Find the lines that hold "color". Report only how many there are.

## Records from a data collection
══════════

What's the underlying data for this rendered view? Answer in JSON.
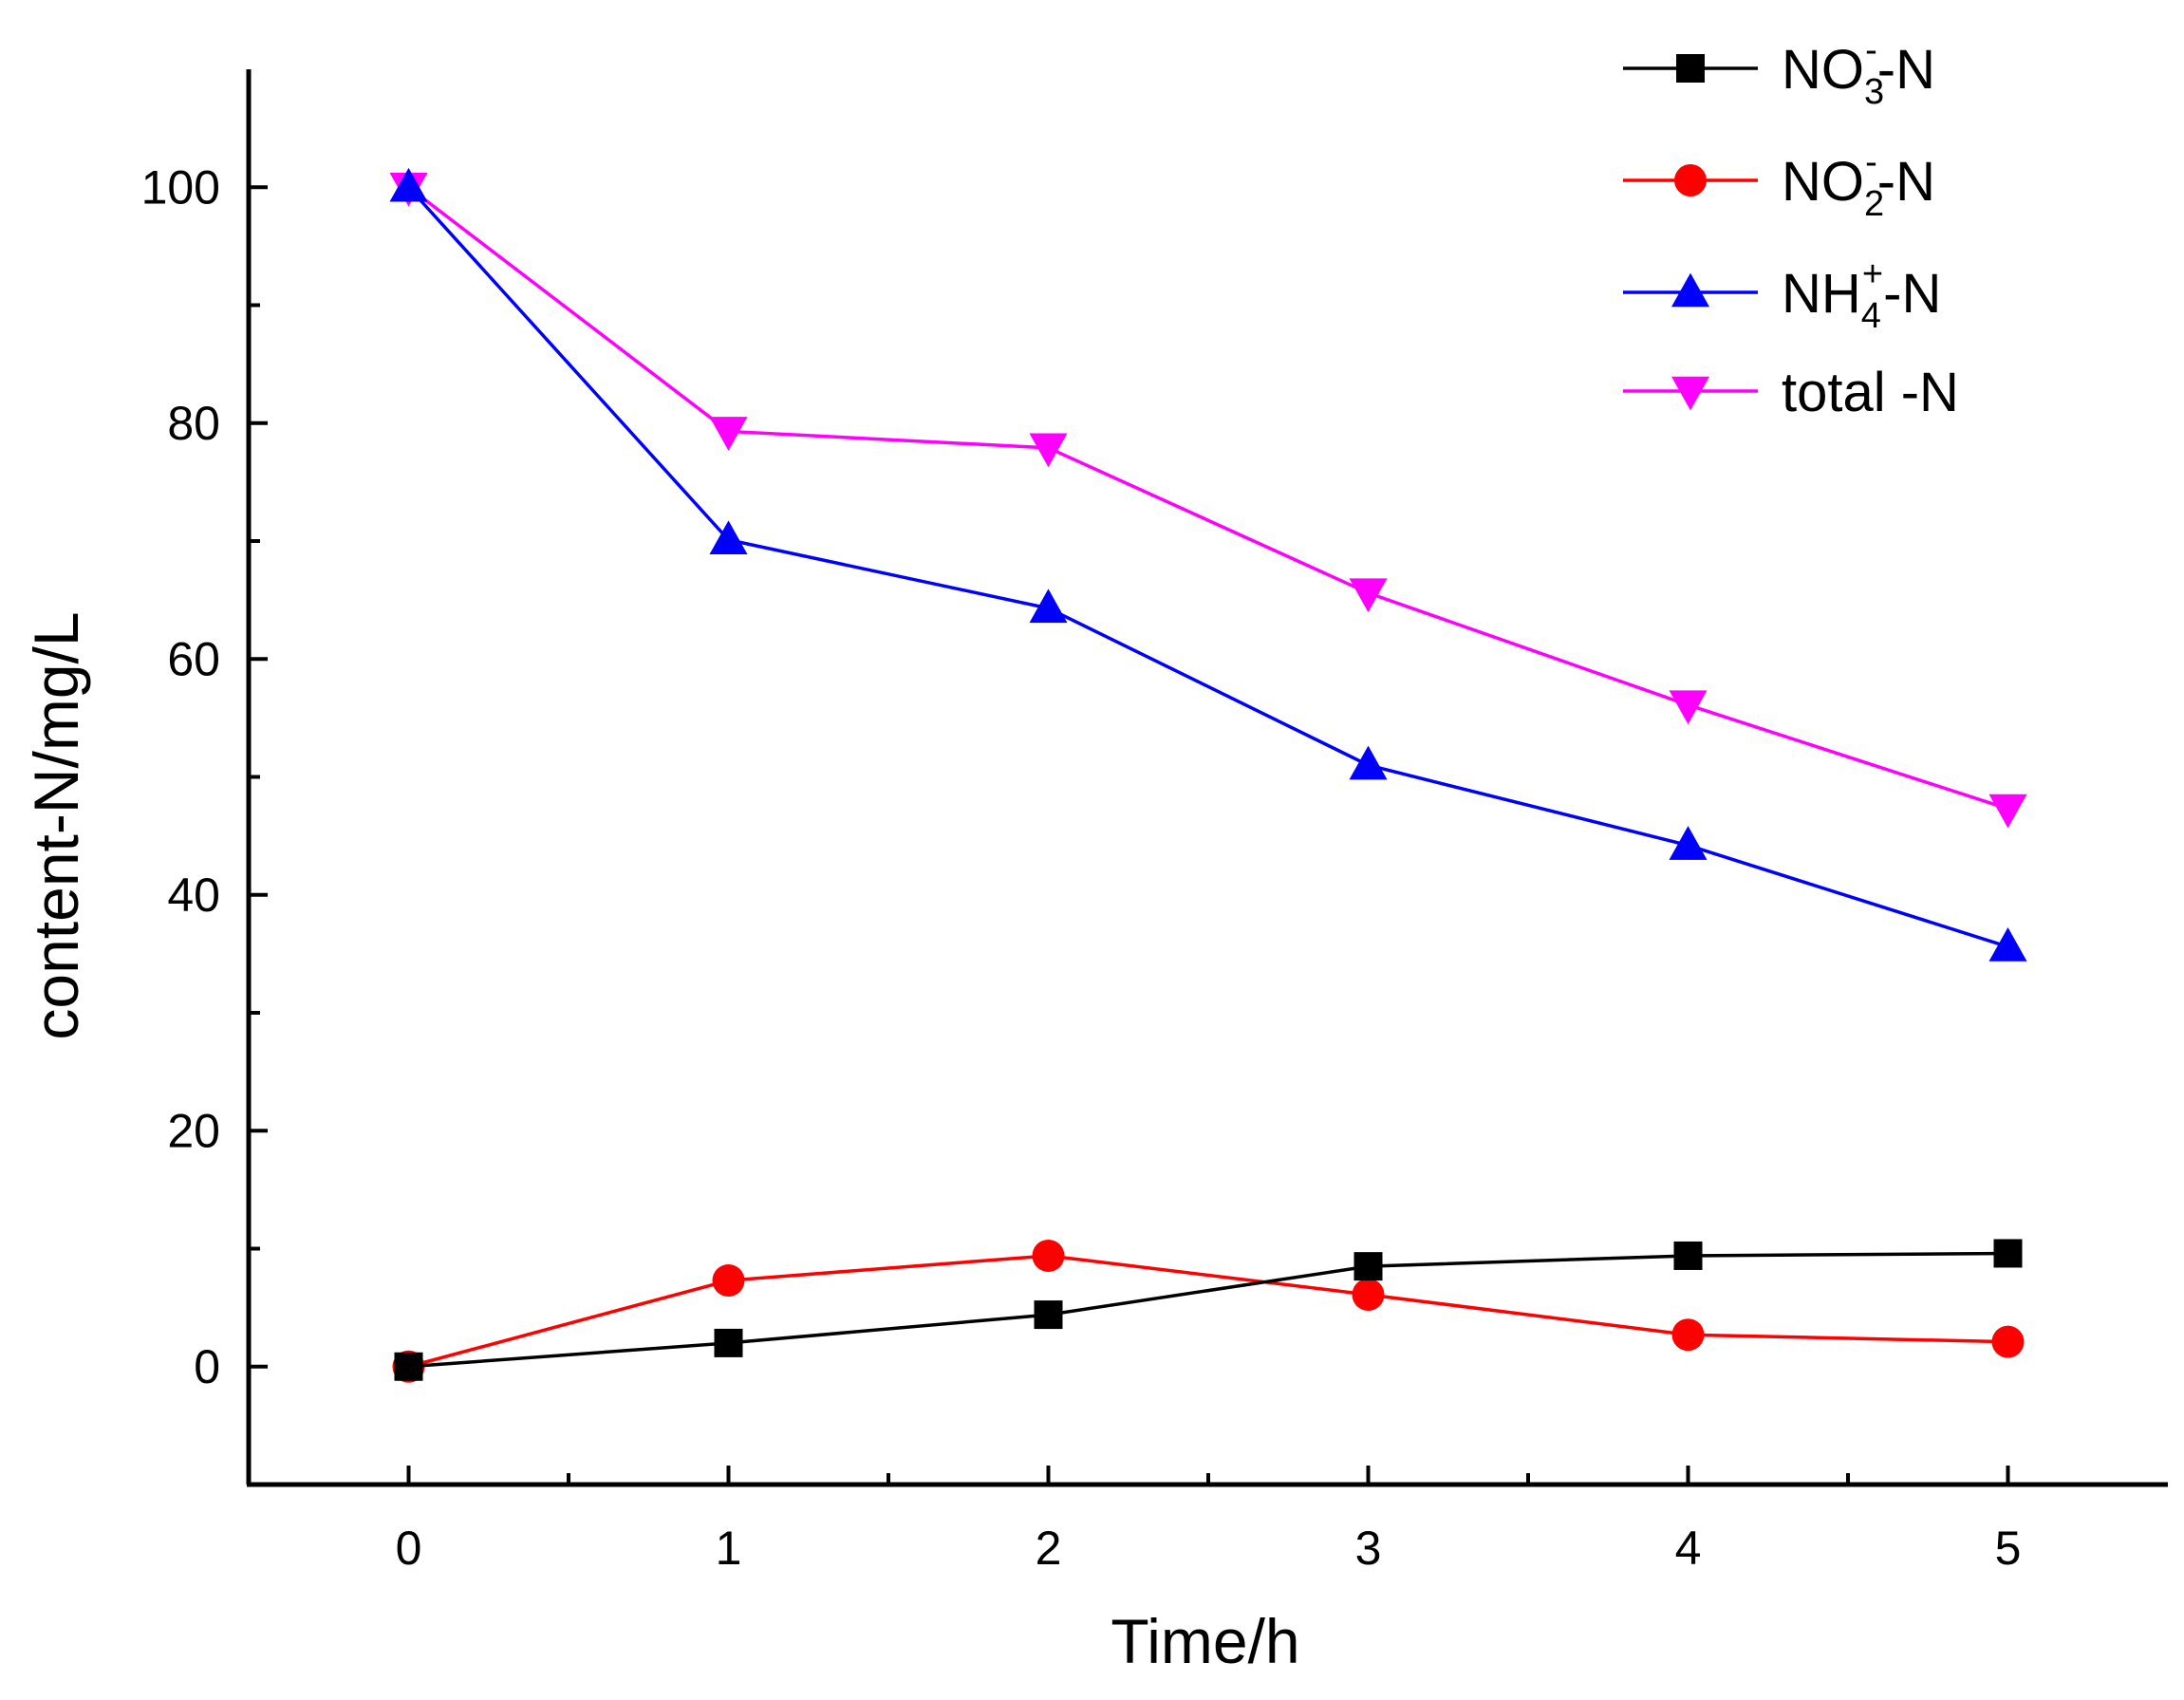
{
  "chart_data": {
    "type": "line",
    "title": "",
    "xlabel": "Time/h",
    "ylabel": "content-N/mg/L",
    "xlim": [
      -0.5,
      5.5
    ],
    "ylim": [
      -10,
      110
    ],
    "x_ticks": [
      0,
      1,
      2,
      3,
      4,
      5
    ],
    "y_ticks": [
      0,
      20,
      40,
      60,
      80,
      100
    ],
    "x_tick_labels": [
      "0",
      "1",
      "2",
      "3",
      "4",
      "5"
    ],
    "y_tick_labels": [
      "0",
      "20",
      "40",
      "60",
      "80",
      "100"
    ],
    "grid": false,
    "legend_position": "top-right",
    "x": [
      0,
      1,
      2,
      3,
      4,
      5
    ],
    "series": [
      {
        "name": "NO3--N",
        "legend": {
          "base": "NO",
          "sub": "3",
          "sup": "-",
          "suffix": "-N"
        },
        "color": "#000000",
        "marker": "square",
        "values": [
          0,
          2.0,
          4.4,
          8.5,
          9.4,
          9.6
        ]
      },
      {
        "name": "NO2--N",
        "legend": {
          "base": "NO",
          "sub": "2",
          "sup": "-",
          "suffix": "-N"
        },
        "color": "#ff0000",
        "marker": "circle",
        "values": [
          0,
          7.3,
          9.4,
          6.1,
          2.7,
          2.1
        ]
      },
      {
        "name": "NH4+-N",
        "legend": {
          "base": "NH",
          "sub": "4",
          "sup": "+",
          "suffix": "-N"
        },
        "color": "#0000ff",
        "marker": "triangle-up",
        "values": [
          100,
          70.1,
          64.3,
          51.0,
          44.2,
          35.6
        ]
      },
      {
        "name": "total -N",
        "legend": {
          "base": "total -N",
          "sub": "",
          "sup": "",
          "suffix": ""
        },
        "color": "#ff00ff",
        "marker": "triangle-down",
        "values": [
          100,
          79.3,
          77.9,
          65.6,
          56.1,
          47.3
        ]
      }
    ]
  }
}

══════════

## EXERCISE ANSWER
4